• [DIRECTION] Go through the listing below and list every line with "스타벅스".

————

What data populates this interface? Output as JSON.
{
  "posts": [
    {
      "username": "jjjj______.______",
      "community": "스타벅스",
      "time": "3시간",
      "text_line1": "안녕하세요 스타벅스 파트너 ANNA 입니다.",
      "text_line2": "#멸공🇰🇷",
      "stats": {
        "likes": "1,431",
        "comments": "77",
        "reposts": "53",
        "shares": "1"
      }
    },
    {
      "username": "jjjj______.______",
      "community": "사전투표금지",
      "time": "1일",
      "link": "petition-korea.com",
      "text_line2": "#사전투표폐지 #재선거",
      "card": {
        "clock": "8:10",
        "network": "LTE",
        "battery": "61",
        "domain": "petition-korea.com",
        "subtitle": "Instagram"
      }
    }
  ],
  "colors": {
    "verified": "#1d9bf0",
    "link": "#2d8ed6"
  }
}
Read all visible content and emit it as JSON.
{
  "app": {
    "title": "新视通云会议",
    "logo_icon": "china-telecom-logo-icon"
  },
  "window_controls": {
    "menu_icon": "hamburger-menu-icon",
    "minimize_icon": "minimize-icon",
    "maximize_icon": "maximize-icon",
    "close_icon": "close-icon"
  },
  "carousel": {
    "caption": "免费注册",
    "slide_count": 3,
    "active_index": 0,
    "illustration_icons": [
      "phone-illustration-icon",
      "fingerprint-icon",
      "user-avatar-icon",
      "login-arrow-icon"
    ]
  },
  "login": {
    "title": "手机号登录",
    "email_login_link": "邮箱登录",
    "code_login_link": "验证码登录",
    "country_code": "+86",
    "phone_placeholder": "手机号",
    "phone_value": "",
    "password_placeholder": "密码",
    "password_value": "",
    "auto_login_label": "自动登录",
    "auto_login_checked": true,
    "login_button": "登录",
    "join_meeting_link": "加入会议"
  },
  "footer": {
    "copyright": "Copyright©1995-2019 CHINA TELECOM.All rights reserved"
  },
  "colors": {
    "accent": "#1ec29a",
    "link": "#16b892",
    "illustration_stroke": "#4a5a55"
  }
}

————

• [COMPLETE RESPONSE]
      "community": "스타벅스",
      "text_line1": "안녕하세요 스타벅스 파트너 ANNA 입니다.",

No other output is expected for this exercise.